Each line below should be retyped exactly, with no pictures.

─── Record list

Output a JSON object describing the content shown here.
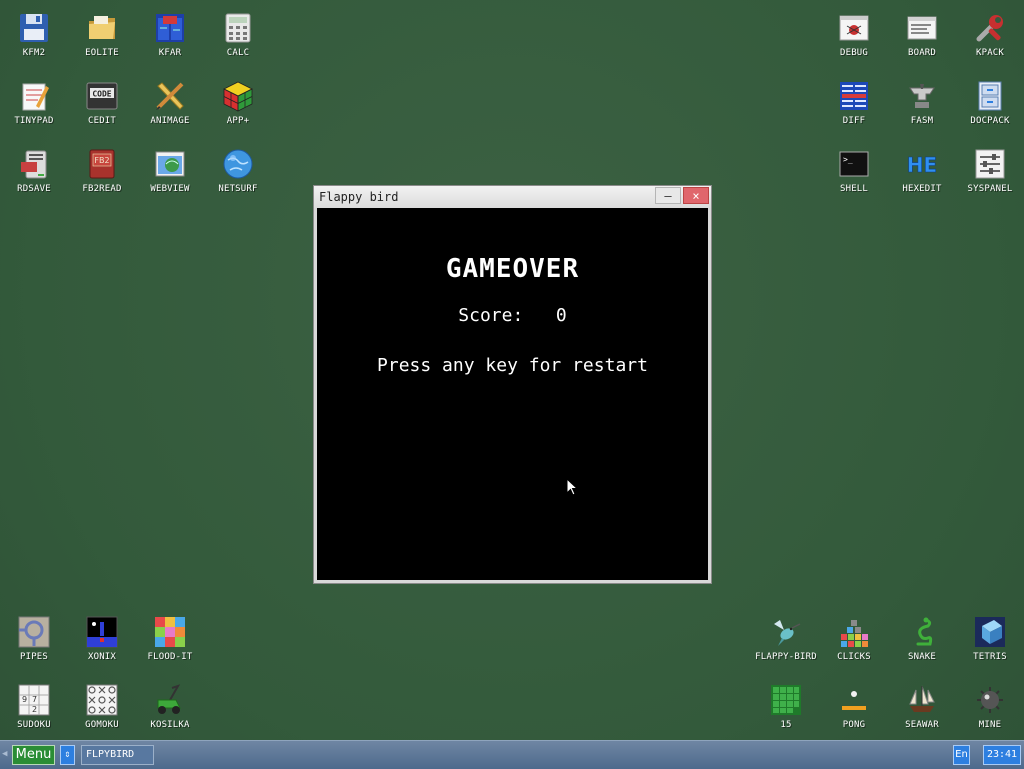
{
  "desktop": {
    "icons": {
      "kfm2": "KFM2",
      "eolite": "EOLITE",
      "kfar": "KFAR",
      "calc": "CALC",
      "tinypad": "TINYPAD",
      "cedit": "CEDIT",
      "animage": "ANIMAGE",
      "app_plus": "APP+",
      "rdsave": "RDSAVE",
      "fb2read": "FB2READ",
      "webview": "WEBVIEW",
      "netsurf": "NETSURF",
      "debug": "DEBUG",
      "board": "BOARD",
      "kpack": "KPACK",
      "diff": "DIFF",
      "fasm": "FASM",
      "docpack": "DOCPACK",
      "shell": "SHELL",
      "hexedit": "HEXEDIT",
      "syspanel": "SYSPANEL",
      "pipes": "PIPES",
      "xonix": "XONIX",
      "flood_it": "FLOOD-IT",
      "sudoku": "SUDOKU",
      "gomoku": "GOMOKU",
      "kosilka": "KOSILKA",
      "flappy_bird": "FLAPPY-BIRD",
      "clicks": "CLICKS",
      "snake": "SNAKE",
      "tetris": "TETRIS",
      "fifteen": "15",
      "pong": "PONG",
      "seawar": "SEAWAR",
      "mine": "MINE"
    },
    "icon_glyphs": {
      "cedit": "CODE",
      "fb2read": "FB2",
      "hexedit": "HE",
      "shell": ">_",
      "sudoku_grid": [
        "9",
        "7",
        "2"
      ]
    }
  },
  "window": {
    "title": "Flappy bird",
    "minimize_label": "–",
    "close_label": "×",
    "game": {
      "gameover": "GAMEOVER",
      "score_label": "Score:",
      "score_value": "0",
      "restart_hint": "Press any key for restart"
    }
  },
  "taskbar": {
    "menu_label": "Menu",
    "switch_label": "⇕",
    "task_label": "FLPYBIRD",
    "lang": "En",
    "clock": "23:41"
  },
  "colors": {
    "desktop": "#375a3f",
    "taskbar": "#5b7597",
    "menu_button": "#2a8d35",
    "accent_blue": "#2d7fe0",
    "close_button": "#e0666c"
  }
}
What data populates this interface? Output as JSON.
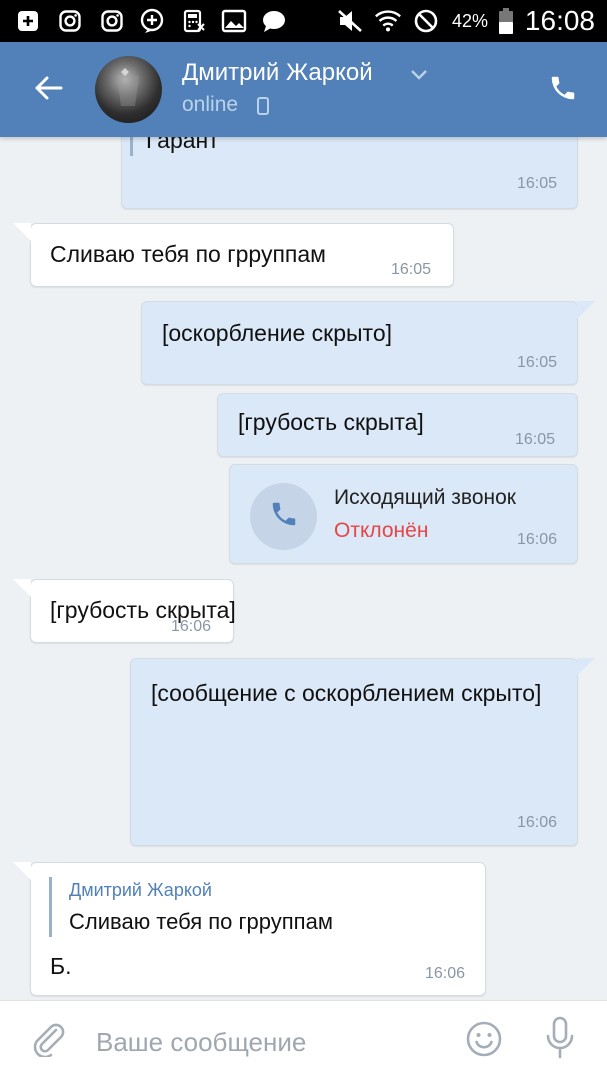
{
  "status_bar": {
    "battery": "42%",
    "time": "16:08",
    "icons": [
      "add-box-icon",
      "instagram-icon",
      "instagram-icon",
      "add-circle-icon",
      "calculator-icon",
      "image-icon",
      "chat-bubble-icon",
      "mute-icon",
      "wifi-icon",
      "blocked-icon",
      "battery-icon"
    ]
  },
  "header": {
    "contact_name": "Дмитрий Жаркой",
    "status": "online",
    "icons": [
      "back-arrow-icon",
      "chevron-down-icon",
      "mobile-phone-icon",
      "phone-icon"
    ]
  },
  "messages": [
    {
      "direction": "out",
      "text": "Гарант",
      "time": "16:05",
      "partial": true
    },
    {
      "direction": "in",
      "text": "Сливаю тебя по грруппам",
      "time": "16:05"
    },
    {
      "direction": "out",
      "text": "[оскорбление скрыто]",
      "time": "16:05"
    },
    {
      "direction": "out",
      "text": "[грубость скрыта]",
      "time": "16:05"
    },
    {
      "direction": "out",
      "type": "call",
      "title": "Исходящий звонок",
      "status": "Отклонён",
      "time": "16:06"
    },
    {
      "direction": "in",
      "text": "[грубость скрыта]",
      "time": "16:06"
    },
    {
      "direction": "out",
      "lines": [
        "[сообщение с оскорблением скрыто]"
      ],
      "time": "16:06"
    },
    {
      "direction": "in",
      "quote": {
        "author": "Дмитрий Жаркой",
        "text": "Сливаю тебя по грруппам"
      },
      "text": "Б.",
      "time": "16:06"
    }
  ],
  "input": {
    "placeholder": "Ваше сообщение",
    "icons": [
      "paperclip-icon",
      "emoji-icon",
      "microphone-icon"
    ]
  },
  "colors": {
    "header": "#5181b8",
    "outgoing_bubble": "#dbe8f7",
    "incoming_bubble": "#ffffff",
    "background": "#eef1f4",
    "declined": "#e64646"
  }
}
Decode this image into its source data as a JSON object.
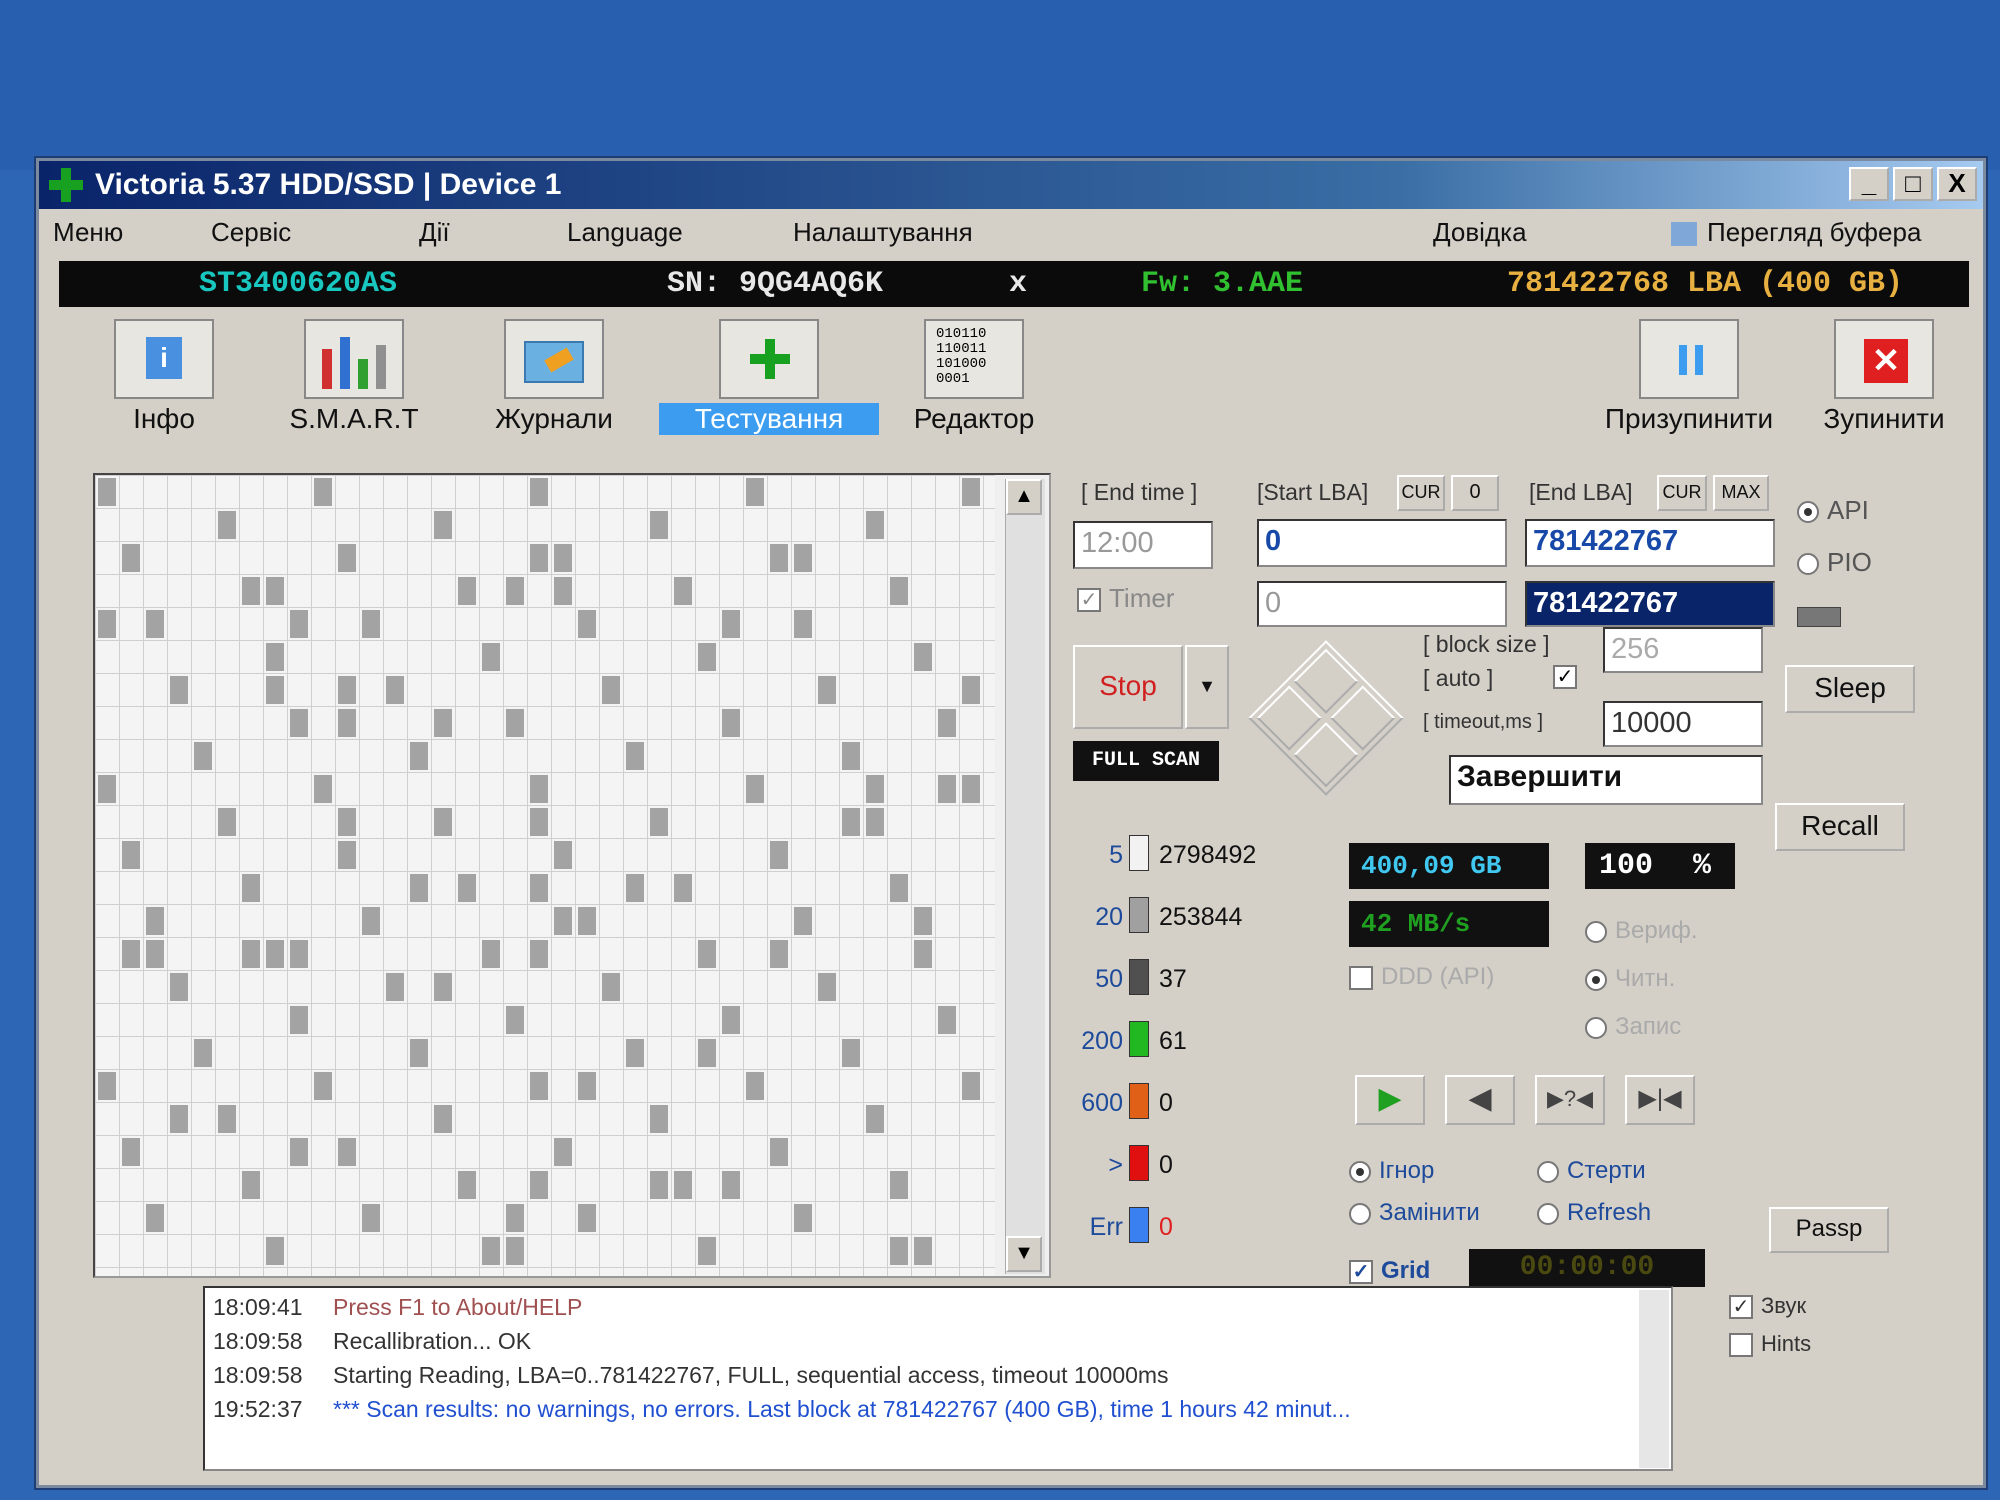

──────

Solution for this task:
Output a JSON object describing the content shown here.
{
  "desktop": {
    "icons": {
      "kfm2": "KFM2",
      "eolite": "EOLITE",
      "kfar": "KFAR",
      "calc": "CALC",
      "tinypad": "TINYPAD",
      "cedit": "CEDIT",
      "animage": "ANIMAGE",
      "app_plus": "APP+",
      "rdsave": "RDSAVE",
      "fb2read": "FB2READ",
      "webview": "WEBVIEW",
      "netsurf": "NETSURF",
      "debug": "DEBUG",
      "board": "BOARD",
      "kpack": "KPACK",
      "diff": "DIFF",
      "fasm": "FASM",
      "docpack": "DOCPACK",
      "shell": "SHELL",
      "hexedit": "HEXEDIT",
      "syspanel": "SYSPANEL",
      "pipes": "PIPES",
      "xonix": "XONIX",
      "flood_it": "FLOOD-IT",
      "sudoku": "SUDOKU",
      "gomoku": "GOMOKU",
      "kosilka": "KOSILKA",
      "flappy_bird": "FLAPPY-BIRD",
      "clicks": "CLICKS",
      "snake": "SNAKE",
      "tetris": "TETRIS",
      "fifteen": "15",
      "pong": "PONG",
      "seawar": "SEAWAR",
      "mine": "MINE"
    },
    "icon_glyphs": {
      "cedit": "CODE",
      "fb2read": "FB2",
      "hexedit": "HE",
      "shell": ">_",
      "sudoku_grid": [
        "9",
        "7",
        "2"
      ]
    }
  },
  "window": {
    "title": "Flappy bird",
    "minimize_label": "–",
    "close_label": "×",
    "game": {
      "gameover": "GAMEOVER",
      "score_label": "Score:",
      "score_value": "0",
      "restart_hint": "Press any key for restart"
    }
  },
  "taskbar": {
    "menu_label": "Menu",
    "switch_label": "⇕",
    "task_label": "FLPYBIRD",
    "lang": "En",
    "clock": "23:41"
  },
  "colors": {
    "desktop": "#375a3f",
    "taskbar": "#5b7597",
    "menu_button": "#2a8d35",
    "accent_blue": "#2d7fe0",
    "close_button": "#e0666c"
  }
}
What data populates this interface? Output as JSON.
{
  "status_bar": {
    "battery": "42%",
    "time": "16:08",
    "icons": [
      "add-box-icon",
      "instagram-icon",
      "instagram-icon",
      "add-circle-icon",
      "calculator-icon",
      "image-icon",
      "chat-bubble-icon",
      "mute-icon",
      "wifi-icon",
      "blocked-icon",
      "battery-icon"
    ]
  },
  "header": {
    "contact_name": "Дмитрий Жаркой",
    "status": "online",
    "icons": [
      "back-arrow-icon",
      "chevron-down-icon",
      "mobile-phone-icon",
      "phone-icon"
    ]
  },
  "messages": [
    {
      "direction": "out",
      "text": "Гарант",
      "time": "16:05",
      "partial": true
    },
    {
      "direction": "in",
      "text": "Сливаю тебя по грруппам",
      "time": "16:05"
    },
    {
      "direction": "out",
      "text": "[оскорбление скрыто]",
      "time": "16:05"
    },
    {
      "direction": "out",
      "text": "[грубость скрыта]",
      "time": "16:05"
    },
    {
      "direction": "out",
      "type": "call",
      "title": "Исходящий звонок",
      "status": "Отклонён",
      "time": "16:06"
    },
    {
      "direction": "in",
      "text": "[грубость скрыта]",
      "time": "16:06"
    },
    {
      "direction": "out",
      "lines": [
        "[сообщение с оскорблением скрыто]"
      ],
      "time": "16:06"
    },
    {
      "direction": "in",
      "quote": {
        "author": "Дмитрий Жаркой",
        "text": "Сливаю тебя по грруппам"
      },
      "text": "Б.",
      "time": "16:06"
    }
  ],
  "input": {
    "placeholder": "Ваше сообщение",
    "icons": [
      "paperclip-icon",
      "emoji-icon",
      "microphone-icon"
    ]
  },
  "colors": {
    "header": "#5181b8",
    "outgoing_bubble": "#dbe8f7",
    "incoming_bubble": "#ffffff",
    "background": "#eef1f4",
    "declined": "#e64646"
  }
}
Decode this image into its source data as a JSON object.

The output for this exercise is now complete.